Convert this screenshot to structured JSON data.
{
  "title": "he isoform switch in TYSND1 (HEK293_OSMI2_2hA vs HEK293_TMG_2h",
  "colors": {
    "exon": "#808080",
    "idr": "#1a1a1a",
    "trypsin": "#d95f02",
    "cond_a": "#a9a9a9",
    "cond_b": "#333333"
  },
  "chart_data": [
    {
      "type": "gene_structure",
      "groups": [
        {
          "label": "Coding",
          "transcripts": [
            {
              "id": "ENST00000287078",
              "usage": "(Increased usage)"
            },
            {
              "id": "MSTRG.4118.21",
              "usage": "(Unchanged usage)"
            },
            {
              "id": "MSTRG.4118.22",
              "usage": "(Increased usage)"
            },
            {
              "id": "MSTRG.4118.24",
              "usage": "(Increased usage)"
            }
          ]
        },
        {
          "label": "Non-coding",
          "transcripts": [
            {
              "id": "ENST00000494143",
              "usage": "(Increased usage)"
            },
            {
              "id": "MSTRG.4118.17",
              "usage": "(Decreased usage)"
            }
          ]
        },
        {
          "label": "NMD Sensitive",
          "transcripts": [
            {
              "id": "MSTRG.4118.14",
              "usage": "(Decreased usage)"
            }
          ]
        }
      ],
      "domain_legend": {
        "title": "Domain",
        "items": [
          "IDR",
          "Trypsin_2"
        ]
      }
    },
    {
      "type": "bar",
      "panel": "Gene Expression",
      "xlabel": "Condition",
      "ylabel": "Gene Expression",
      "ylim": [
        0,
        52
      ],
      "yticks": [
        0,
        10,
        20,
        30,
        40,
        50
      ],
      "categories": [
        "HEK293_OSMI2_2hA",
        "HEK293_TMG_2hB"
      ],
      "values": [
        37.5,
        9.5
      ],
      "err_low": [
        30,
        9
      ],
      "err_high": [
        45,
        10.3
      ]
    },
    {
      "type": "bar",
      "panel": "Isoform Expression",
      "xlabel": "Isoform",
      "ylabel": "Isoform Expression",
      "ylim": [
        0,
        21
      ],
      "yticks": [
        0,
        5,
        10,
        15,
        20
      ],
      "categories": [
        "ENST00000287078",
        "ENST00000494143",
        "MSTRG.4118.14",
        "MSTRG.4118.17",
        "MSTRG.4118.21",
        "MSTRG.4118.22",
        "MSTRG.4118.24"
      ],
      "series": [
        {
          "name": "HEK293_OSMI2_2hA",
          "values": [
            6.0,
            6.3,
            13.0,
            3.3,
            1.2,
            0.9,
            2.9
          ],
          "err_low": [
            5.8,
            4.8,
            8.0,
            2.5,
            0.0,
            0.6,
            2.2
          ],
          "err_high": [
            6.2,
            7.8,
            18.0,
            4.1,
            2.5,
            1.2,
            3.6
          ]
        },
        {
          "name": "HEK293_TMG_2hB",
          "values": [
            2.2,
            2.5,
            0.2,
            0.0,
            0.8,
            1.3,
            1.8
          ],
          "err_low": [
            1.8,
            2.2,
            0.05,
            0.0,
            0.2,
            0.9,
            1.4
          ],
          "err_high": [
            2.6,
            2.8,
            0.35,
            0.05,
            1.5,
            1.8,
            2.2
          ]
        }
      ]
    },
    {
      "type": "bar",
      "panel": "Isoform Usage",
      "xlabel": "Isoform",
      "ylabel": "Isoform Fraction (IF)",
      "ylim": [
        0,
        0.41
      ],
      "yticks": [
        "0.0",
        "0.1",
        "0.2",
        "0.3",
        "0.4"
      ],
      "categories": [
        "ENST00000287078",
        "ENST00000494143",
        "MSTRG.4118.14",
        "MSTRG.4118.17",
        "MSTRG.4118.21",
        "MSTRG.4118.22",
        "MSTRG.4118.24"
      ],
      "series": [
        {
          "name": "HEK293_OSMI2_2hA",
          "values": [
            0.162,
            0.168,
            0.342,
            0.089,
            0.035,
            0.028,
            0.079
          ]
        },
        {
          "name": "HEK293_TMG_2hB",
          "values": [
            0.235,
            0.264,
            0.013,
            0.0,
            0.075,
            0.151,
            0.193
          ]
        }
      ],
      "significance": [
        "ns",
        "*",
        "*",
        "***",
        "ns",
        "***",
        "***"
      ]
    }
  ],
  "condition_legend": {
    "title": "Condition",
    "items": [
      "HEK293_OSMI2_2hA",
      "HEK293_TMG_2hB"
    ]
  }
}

——

**SHORT TASK**.
Output the listing above word for word.

**COMPLETE OUTPUT**.
Convert this screenshot to structured JSON data.
{
  "title": "he isoform switch in TYSND1 (HEK293_OSMI2_2hA vs HEK293_TMG_2h",
  "colors": {
    "exon": "#808080",
    "idr": "#1a1a1a",
    "trypsin": "#d95f02",
    "cond_a": "#a9a9a9",
    "cond_b": "#333333"
  },
  "chart_data": [
    {
      "type": "gene_structure",
      "groups": [
        {
          "label": "Coding",
          "transcripts": [
            {
              "id": "ENST00000287078",
              "usage": "(Increased usage)"
            },
            {
              "id": "MSTRG.4118.21",
              "usage": "(Unchanged usage)"
            },
            {
              "id": "MSTRG.4118.22",
              "usage": "(Increased usage)"
            },
            {
              "id": "MSTRG.4118.24",
              "usage": "(Increased usage)"
            }
          ]
        },
        {
          "label": "Non-coding",
          "transcripts": [
            {
              "id": "ENST00000494143",
              "usage": "(Increased usage)"
            },
            {
              "id": "MSTRG.4118.17",
              "usage": "(Decreased usage)"
            }
          ]
        },
        {
          "label": "NMD Sensitive",
          "transcripts": [
            {
              "id": "MSTRG.4118.14",
              "usage": "(Decreased usage)"
            }
          ]
        }
      ],
      "domain_legend": {
        "title": "Domain",
        "items": [
          "IDR",
          "Trypsin_2"
        ]
      }
    },
    {
      "type": "bar",
      "panel": "Gene Expression",
      "xlabel": "Condition",
      "ylabel": "Gene Expression",
      "ylim": [
        0,
        52
      ],
      "yticks": [
        0,
        10,
        20,
        30,
        40,
        50
      ],
      "categories": [
        "HEK293_OSMI2_2hA",
        "HEK293_TMG_2hB"
      ],
      "values": [
        37.5,
        9.5
      ],
      "err_low": [
        30,
        9
      ],
      "err_high": [
        45,
        10.3
      ]
    },
    {
      "type": "bar",
      "panel": "Isoform Expression",
      "xlabel": "Isoform",
      "ylabel": "Isoform Expression",
      "ylim": [
        0,
        21
      ],
      "yticks": [
        0,
        5,
        10,
        15,
        20
      ],
      "categories": [
        "ENST00000287078",
        "ENST00000494143",
        "MSTRG.4118.14",
        "MSTRG.4118.17",
        "MSTRG.4118.21",
        "MSTRG.4118.22",
        "MSTRG.4118.24"
      ],
      "series": [
        {
          "name": "HEK293_OSMI2_2hA",
          "values": [
            6.0,
            6.3,
            13.0,
            3.3,
            1.2,
            0.9,
            2.9
          ],
          "err_low": [
            5.8,
            4.8,
            8.0,
            2.5,
            0.0,
            0.6,
            2.2
          ],
          "err_high": [
            6.2,
            7.8,
            18.0,
            4.1,
            2.5,
            1.2,
            3.6
          ]
        },
        {
          "name": "HEK293_TMG_2hB",
          "values": [
            2.2,
            2.5,
            0.2,
            0.0,
            0.8,
            1.3,
            1.8
          ],
          "err_low": [
            1.8,
            2.2,
            0.05,
            0.0,
            0.2,
            0.9,
            1.4
          ],
          "err_high": [
            2.6,
            2.8,
            0.35,
            0.05,
            1.5,
            1.8,
            2.2
          ]
        }
      ]
    },
    {
      "type": "bar",
      "panel": "Isoform Usage",
      "xlabel": "Isoform",
      "ylabel": "Isoform Fraction (IF)",
      "ylim": [
        0,
        0.41
      ],
      "yticks": [
        "0.0",
        "0.1",
        "0.2",
        "0.3",
        "0.4"
      ],
      "categories": [
        "ENST00000287078",
        "ENST00000494143",
        "MSTRG.4118.14",
        "MSTRG.4118.17",
        "MSTRG.4118.21",
        "MSTRG.4118.22",
        "MSTRG.4118.24"
      ],
      "series": [
        {
          "name": "HEK293_OSMI2_2hA",
          "values": [
            0.162,
            0.168,
            0.342,
            0.089,
            0.035,
            0.028,
            0.079
          ]
        },
        {
          "name": "HEK293_TMG_2hB",
          "values": [
            0.235,
            0.264,
            0.013,
            0.0,
            0.075,
            0.151,
            0.193
          ]
        }
      ],
      "significance": [
        "ns",
        "*",
        "*",
        "***",
        "ns",
        "***",
        "***"
      ]
    }
  ],
  "condition_legend": {
    "title": "Condition",
    "items": [
      "HEK293_OSMI2_2hA",
      "HEK293_TMG_2hB"
    ]
  }
}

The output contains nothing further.